> [Text provided]:
THERE’s something deeply wrong with a society that has learned to hear gunshots and believe its a party. In too many places, weddings and festivals that should be loud with music and laughter are loud with something else entirely.
Live rounds fired into the air by people who think they’re just having a good time. We call it tradition. We call it excitement. What it actually is, is people gambling with lives that aren’t theirs to gamble with.
A bullet fired into the sky doesn’t disappear. It slows down, turns around, and comes back still carrying enough force to kill. The cruelest part is that the person who fired it almost never feels that consequence. Someone else does. Someone who had nothing to do with the celebration, wasn’t invited and didn’t even know it was happening.
Fatima was in her room in Borno State. That should mean something. Her room, not the street, not anywhere near the shooting. She was exactly where a person should be safe.
A stray bullet from celebratory fire came through anyway and killed her. Neither was it a conflict nor an accident in any meaningful sense. A completely preventable death caused by someone’s decision to fire a weapon for no reason except to feel something in a moment.

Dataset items

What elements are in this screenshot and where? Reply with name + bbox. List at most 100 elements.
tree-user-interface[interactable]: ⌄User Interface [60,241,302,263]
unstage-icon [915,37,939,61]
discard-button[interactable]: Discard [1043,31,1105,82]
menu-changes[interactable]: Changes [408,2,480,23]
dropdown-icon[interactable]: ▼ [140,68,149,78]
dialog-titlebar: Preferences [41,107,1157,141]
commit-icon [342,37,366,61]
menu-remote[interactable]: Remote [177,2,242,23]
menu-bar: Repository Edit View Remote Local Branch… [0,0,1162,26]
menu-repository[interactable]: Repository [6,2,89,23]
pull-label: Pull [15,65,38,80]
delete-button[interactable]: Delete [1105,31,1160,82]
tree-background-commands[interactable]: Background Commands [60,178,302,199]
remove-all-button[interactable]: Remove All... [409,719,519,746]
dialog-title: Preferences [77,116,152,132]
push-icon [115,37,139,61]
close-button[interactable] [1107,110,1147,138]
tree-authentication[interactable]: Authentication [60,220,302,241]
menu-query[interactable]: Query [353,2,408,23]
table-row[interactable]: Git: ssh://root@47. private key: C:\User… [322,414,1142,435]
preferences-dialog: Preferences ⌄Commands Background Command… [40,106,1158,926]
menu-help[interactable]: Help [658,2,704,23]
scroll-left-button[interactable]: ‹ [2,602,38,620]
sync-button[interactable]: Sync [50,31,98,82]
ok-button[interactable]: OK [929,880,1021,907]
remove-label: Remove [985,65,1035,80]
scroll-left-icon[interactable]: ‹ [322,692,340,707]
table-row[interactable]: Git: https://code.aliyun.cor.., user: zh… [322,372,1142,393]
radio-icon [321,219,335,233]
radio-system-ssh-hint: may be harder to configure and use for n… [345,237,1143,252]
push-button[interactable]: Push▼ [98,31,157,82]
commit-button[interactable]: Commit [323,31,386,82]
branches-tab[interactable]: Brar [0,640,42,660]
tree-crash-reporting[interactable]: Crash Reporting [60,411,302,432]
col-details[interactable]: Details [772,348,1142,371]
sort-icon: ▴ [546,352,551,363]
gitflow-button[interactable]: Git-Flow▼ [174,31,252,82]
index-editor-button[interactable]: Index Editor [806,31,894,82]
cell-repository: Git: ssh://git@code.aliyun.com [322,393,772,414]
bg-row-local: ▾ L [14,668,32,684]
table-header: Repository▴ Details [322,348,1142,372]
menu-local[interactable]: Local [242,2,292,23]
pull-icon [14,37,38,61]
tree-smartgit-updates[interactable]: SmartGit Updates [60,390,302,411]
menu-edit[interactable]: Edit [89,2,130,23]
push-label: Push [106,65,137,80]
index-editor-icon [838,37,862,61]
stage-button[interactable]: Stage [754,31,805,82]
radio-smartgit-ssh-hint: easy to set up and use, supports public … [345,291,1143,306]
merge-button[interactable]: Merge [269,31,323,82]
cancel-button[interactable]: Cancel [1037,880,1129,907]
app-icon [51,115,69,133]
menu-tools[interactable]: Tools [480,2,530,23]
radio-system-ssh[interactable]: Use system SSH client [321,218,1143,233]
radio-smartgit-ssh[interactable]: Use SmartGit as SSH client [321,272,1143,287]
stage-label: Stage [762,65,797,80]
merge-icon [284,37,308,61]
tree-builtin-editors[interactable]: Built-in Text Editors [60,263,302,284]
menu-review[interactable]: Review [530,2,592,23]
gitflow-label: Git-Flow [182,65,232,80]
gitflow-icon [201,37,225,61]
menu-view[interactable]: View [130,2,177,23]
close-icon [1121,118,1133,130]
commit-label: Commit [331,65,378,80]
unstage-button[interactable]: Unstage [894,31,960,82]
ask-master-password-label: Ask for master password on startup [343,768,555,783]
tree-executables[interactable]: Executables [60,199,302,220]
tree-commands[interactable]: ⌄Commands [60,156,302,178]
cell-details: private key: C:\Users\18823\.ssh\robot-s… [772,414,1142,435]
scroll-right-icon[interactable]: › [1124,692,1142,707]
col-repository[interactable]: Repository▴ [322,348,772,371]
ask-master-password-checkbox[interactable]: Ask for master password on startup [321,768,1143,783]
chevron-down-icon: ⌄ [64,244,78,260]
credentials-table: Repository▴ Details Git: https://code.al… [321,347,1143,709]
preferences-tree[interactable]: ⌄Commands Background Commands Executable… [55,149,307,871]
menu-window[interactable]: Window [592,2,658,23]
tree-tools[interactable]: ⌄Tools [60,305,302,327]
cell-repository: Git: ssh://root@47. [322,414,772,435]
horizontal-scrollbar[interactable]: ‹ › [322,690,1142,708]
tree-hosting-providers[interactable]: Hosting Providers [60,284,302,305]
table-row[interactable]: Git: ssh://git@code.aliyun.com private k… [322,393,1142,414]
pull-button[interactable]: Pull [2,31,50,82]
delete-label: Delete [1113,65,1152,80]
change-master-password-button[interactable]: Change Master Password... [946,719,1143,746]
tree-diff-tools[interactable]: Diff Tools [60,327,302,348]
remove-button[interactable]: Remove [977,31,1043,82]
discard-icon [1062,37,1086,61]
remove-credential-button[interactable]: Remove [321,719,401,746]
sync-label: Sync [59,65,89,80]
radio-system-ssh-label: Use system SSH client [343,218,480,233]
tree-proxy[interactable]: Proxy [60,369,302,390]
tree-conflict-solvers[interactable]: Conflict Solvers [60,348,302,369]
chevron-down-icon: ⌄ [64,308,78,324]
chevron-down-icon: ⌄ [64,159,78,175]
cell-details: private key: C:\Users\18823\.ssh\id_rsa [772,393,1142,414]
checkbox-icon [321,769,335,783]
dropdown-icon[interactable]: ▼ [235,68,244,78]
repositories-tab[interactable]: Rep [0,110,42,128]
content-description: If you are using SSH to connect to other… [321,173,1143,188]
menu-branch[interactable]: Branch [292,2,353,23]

> [Instruction]:
Proceed with the piece on celebratory gunfire, picking up right after its final sentence.

> [Output for this exercise]:
Her story isn’t unusual, and that’s the problem. These incidents surface, get a brief round of condolences, and then disappear. The shooting continues. The next one happens. Another name, another family torn apart, and somehow we’re still treating this as the price of a good party.
That normalization, that quiet acceptance that this is just how things go, is more dangerous than any single bullet. It means the next Fatima is already out there, living her life, with no idea she’s in someone’s crossfire.
So why does it keep happening? It’s a status move dressed up as festivity. Some of it is pure imitation, people doing what they’ve watched others do, never stopping to think about where those bullets land.
The law isn’t actually unclear here. Discharging a firearm in a civilian area without justification is an offense. But a law that isn’t enforced isn’t really a law. It’s a suggestion, and people know it. Every time someone fires into the air at a wedding and goes home without so much as a conversation with law enforcement, that’s a signal.
An unspoken message that this is fine, that it’s tolerated, that no one’s going to do anything about it. You can’t fix that with better legislation. You fix it by actually enforcing what’s already there, consistently, in ways people can see.
Communities need to actually examine what this practice costs, not defend it because it’s familiar. Tradition isn’t sacred when it kills people. Cultures shift all the time; they shift when the people inside them decide something no longer makes sense. Imams, pastors, chiefs, teachers, journalists, anyone with a platform and credibility in a community has a responsibility to say clearly:” this isn’t celebration, it’s recklessness, and it has to stop.”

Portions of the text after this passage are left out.